* Work instructions *
Count, in the entries, the lines with "color". Answer with the number only.

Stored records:

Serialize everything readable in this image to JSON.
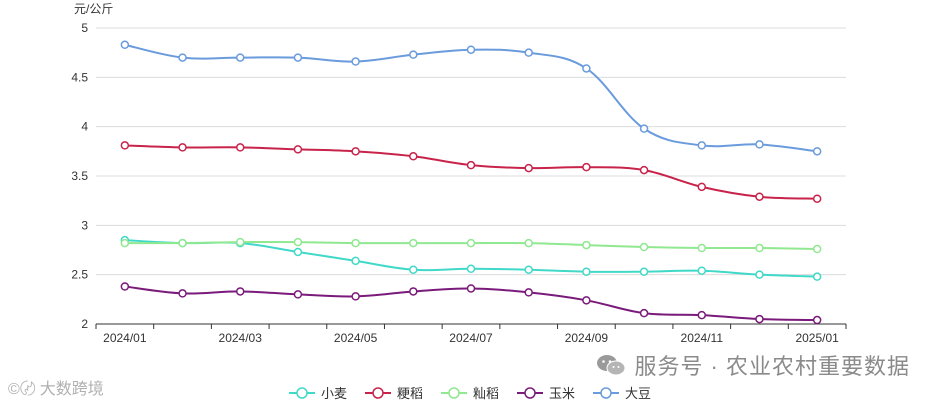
{
  "chart_data": {
    "type": "line",
    "ylabel": "元/公斤",
    "ylim": [
      2,
      5
    ],
    "yticks": [
      "2",
      "2.5",
      "3",
      "3.5",
      "4",
      "4.5",
      "5"
    ],
    "ytick_values": [
      2,
      2.5,
      3,
      3.5,
      4,
      4.5,
      5
    ],
    "xticks": [
      "2024/01",
      "2024/03",
      "2024/05",
      "2024/07",
      "2024/09",
      "2024/11",
      "2025/01"
    ],
    "x": [
      "2024/01",
      "2024/02",
      "2024/03",
      "2024/04",
      "2024/05",
      "2024/06",
      "2024/07",
      "2024/08",
      "2024/09",
      "2024/10",
      "2024/11",
      "2024/12",
      "2025/01"
    ],
    "grid": true,
    "legend_position": "bottom",
    "series": [
      {
        "name": "小麦",
        "color": "#40d9c8",
        "values": [
          2.85,
          2.82,
          2.82,
          2.73,
          2.64,
          2.55,
          2.56,
          2.55,
          2.53,
          2.53,
          2.54,
          2.5,
          2.48
        ]
      },
      {
        "name": "粳稻",
        "color": "#c8234a",
        "values": [
          3.81,
          3.79,
          3.79,
          3.77,
          3.75,
          3.7,
          3.61,
          3.58,
          3.59,
          3.56,
          3.39,
          3.29,
          3.27
        ]
      },
      {
        "name": "籼稻",
        "color": "#90e890",
        "values": [
          2.82,
          2.82,
          2.83,
          2.83,
          2.82,
          2.82,
          2.82,
          2.82,
          2.8,
          2.78,
          2.77,
          2.77,
          2.76
        ]
      },
      {
        "name": "玉米",
        "color": "#7a1a7a",
        "values": [
          2.38,
          2.31,
          2.33,
          2.3,
          2.28,
          2.33,
          2.36,
          2.32,
          2.24,
          2.11,
          2.09,
          2.05,
          2.04
        ]
      },
      {
        "name": "大豆",
        "color": "#6a9bdc",
        "values": [
          4.83,
          4.7,
          4.7,
          4.7,
          4.66,
          4.73,
          4.78,
          4.75,
          4.59,
          3.98,
          3.81,
          3.82,
          3.75
        ]
      }
    ]
  },
  "watermark": {
    "main": "服务号 · 农业农村重要数据",
    "left": "大数跨境"
  }
}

* Reply to the exercise *
5